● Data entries
════════

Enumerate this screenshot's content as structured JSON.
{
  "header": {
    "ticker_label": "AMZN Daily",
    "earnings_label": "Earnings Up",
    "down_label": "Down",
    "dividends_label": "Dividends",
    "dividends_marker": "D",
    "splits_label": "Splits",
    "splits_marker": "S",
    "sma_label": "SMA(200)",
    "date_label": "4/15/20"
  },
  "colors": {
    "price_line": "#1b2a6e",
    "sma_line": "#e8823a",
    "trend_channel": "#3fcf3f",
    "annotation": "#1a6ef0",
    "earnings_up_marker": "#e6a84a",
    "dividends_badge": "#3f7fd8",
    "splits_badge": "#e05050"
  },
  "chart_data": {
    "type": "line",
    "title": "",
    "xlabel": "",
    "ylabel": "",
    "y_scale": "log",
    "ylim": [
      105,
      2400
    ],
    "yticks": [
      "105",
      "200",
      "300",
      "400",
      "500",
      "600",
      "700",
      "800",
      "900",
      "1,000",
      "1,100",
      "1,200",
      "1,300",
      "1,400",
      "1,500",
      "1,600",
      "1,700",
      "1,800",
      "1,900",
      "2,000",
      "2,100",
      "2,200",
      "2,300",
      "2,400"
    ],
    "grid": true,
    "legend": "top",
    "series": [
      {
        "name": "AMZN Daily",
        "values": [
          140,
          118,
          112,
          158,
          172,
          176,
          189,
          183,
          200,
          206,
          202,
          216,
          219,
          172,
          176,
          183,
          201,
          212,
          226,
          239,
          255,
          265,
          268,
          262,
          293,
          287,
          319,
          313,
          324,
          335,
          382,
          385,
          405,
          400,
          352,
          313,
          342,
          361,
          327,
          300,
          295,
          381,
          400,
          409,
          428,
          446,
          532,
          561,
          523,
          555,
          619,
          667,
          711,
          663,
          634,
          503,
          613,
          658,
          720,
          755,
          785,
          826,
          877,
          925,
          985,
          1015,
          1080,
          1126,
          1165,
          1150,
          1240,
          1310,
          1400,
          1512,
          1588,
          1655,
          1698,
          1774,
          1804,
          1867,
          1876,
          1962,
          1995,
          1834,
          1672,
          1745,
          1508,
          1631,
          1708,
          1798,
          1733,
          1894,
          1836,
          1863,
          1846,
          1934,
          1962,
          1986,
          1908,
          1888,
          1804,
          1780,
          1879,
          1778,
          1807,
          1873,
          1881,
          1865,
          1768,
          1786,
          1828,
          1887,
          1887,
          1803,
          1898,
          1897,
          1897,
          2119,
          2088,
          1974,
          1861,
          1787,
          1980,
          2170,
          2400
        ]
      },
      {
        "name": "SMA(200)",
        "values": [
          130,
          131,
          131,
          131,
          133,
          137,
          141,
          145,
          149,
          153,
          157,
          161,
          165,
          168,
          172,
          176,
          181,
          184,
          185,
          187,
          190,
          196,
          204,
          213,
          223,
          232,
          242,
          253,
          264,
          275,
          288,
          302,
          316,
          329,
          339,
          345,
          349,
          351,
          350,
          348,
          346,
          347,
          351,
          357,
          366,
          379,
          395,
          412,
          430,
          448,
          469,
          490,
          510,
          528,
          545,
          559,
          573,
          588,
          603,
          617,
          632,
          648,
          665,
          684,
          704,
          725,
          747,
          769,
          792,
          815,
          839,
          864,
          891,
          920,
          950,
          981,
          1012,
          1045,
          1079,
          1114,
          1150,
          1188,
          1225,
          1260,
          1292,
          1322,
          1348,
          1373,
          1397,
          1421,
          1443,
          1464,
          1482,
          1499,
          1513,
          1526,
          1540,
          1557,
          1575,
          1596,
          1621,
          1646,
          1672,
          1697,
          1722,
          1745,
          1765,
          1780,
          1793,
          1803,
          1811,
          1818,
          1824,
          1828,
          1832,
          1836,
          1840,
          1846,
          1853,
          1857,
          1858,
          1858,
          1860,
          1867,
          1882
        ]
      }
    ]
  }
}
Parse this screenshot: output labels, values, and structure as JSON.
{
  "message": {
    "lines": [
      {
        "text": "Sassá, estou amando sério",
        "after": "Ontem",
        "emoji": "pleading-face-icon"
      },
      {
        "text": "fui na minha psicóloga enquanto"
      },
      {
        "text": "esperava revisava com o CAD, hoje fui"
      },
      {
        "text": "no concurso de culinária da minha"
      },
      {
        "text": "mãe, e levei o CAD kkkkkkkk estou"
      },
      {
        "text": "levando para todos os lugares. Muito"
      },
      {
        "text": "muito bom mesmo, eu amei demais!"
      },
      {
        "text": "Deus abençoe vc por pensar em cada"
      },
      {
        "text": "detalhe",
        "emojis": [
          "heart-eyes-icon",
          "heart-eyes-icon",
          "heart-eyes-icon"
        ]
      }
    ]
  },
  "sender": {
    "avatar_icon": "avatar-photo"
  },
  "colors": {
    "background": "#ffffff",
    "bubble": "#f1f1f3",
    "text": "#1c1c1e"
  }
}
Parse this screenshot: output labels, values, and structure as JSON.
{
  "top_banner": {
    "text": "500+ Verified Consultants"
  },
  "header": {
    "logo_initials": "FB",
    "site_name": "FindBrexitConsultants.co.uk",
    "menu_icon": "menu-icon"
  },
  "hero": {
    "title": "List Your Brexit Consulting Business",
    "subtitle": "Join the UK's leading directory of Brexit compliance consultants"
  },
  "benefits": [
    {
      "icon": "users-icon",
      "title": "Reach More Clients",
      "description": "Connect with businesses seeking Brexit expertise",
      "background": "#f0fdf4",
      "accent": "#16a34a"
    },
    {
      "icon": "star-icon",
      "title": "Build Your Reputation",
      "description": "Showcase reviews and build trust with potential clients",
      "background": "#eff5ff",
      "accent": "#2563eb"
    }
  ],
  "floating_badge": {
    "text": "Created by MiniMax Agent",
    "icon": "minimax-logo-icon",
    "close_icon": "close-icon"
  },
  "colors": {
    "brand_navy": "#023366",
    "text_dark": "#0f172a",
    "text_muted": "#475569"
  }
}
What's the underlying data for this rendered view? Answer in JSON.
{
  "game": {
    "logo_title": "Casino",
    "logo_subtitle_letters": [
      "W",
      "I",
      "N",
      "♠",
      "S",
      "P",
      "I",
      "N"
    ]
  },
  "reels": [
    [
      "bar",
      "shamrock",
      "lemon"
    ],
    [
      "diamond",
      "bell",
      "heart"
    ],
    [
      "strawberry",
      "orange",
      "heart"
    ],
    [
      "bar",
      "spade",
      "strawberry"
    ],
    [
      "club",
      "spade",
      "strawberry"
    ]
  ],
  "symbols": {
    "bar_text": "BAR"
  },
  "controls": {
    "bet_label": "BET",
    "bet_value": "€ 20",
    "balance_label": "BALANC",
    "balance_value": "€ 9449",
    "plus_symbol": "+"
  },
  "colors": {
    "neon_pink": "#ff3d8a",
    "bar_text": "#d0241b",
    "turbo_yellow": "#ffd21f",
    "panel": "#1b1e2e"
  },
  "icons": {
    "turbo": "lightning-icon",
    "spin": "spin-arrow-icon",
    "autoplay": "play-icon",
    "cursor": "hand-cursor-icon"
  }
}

════════

● The problem
Your task is to gather every line with the word "minha" and copy it.

● Completed task
        "text": "fui na minha psicóloga enquanto"
        "text": "no concurso de culinária da minha"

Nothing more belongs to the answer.